→ **Stated exercise**: Copy, in full, each line of the material that holds the word "berkonflik".

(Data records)
——————

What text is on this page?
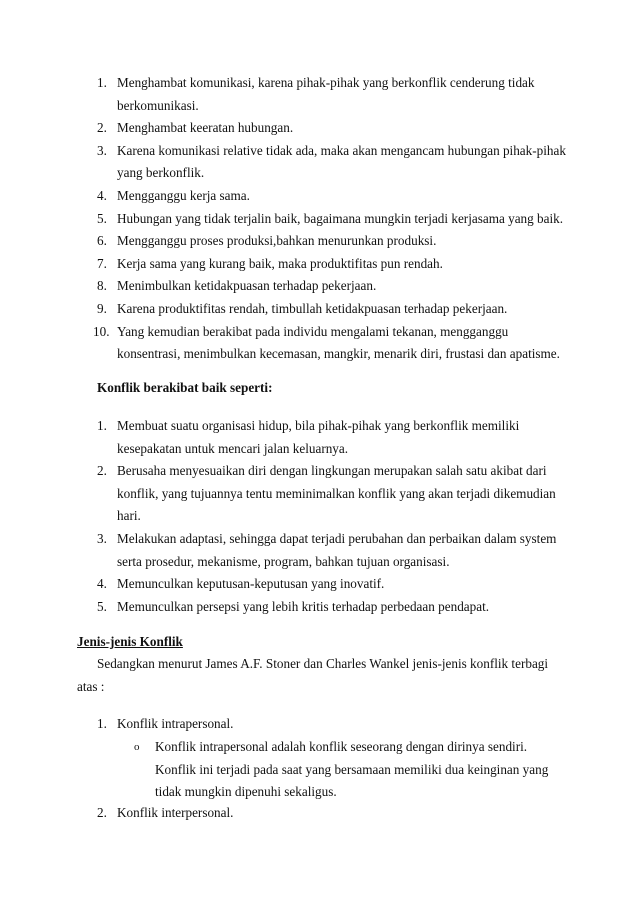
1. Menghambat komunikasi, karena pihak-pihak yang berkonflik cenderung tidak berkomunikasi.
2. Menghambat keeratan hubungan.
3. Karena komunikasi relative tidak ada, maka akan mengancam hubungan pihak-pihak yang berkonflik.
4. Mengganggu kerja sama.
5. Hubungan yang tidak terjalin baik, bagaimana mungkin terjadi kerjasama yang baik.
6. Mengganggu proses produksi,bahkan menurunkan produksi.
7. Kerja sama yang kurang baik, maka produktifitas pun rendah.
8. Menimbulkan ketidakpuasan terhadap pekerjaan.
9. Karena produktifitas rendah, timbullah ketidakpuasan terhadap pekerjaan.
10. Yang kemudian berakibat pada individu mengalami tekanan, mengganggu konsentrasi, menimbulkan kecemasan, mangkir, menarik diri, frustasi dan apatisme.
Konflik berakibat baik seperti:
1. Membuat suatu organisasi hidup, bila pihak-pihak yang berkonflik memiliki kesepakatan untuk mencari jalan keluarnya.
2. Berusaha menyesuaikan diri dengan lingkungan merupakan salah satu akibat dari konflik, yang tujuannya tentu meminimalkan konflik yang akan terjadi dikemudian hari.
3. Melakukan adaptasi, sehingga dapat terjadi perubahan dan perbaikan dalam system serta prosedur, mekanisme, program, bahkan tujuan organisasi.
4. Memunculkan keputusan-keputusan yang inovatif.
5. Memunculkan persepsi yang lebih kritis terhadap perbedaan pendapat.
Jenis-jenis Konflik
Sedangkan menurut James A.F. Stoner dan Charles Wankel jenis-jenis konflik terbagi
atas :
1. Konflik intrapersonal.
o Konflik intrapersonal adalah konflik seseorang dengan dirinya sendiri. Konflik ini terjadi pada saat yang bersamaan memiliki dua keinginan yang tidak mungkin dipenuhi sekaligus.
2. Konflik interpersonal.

——————

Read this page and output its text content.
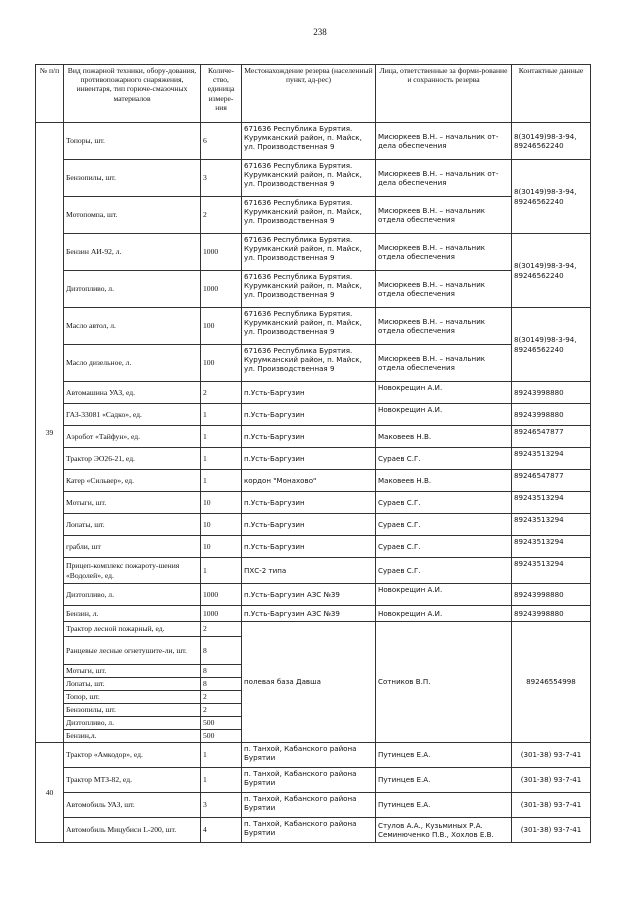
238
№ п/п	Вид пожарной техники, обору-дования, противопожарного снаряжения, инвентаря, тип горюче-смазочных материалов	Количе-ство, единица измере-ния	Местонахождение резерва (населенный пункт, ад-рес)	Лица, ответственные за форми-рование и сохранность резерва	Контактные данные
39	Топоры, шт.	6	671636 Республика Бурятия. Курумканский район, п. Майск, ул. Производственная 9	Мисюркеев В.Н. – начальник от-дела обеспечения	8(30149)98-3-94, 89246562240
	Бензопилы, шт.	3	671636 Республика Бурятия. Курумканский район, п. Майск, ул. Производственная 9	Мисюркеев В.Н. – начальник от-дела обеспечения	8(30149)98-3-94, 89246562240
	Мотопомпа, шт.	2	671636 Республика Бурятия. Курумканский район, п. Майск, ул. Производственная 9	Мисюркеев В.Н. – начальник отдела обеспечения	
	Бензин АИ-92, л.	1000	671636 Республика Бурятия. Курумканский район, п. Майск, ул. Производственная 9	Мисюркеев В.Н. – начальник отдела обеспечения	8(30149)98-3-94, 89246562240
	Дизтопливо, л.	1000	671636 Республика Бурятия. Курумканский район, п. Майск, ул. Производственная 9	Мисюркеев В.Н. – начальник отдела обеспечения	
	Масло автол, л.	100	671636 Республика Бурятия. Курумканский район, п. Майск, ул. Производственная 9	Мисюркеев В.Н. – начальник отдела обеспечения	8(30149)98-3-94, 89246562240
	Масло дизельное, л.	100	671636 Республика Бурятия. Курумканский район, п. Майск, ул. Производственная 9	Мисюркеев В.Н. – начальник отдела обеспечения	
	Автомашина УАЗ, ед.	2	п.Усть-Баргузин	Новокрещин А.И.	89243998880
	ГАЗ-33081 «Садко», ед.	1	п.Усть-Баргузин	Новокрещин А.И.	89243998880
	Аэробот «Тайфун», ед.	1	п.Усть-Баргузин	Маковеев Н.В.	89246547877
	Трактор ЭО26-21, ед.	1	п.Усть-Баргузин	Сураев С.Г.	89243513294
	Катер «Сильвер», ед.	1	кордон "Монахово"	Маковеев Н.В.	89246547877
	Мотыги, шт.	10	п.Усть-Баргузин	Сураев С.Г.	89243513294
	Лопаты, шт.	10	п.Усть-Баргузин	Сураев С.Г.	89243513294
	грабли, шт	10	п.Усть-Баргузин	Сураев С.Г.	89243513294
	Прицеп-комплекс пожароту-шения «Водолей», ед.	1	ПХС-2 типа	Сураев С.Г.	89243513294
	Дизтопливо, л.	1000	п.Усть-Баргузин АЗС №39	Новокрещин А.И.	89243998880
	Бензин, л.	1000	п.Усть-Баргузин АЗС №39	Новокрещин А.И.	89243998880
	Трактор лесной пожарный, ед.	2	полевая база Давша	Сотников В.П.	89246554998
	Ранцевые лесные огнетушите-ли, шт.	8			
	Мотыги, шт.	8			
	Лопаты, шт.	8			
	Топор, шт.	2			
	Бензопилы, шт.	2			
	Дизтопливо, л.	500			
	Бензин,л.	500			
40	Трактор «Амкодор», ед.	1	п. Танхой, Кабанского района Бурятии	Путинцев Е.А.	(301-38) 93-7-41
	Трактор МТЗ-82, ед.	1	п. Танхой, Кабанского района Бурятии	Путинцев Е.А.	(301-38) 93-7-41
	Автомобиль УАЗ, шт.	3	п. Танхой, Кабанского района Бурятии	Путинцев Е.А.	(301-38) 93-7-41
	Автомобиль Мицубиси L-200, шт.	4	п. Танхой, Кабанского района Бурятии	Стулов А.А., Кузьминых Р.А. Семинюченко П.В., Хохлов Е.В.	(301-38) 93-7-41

——————

→ **Exercise answer**:
1. Menghambat komunikasi, karena pihak-pihak yang berkonflik cenderung tidak berkomunikasi.
3. Karena komunikasi relative tidak ada, maka akan mengancam hubungan pihak-pihak yang berkonflik.
1. Membuat suatu organisasi hidup, bila pihak-pihak yang berkonflik memiliki kesepakatan untuk mencari jalan keluarnya.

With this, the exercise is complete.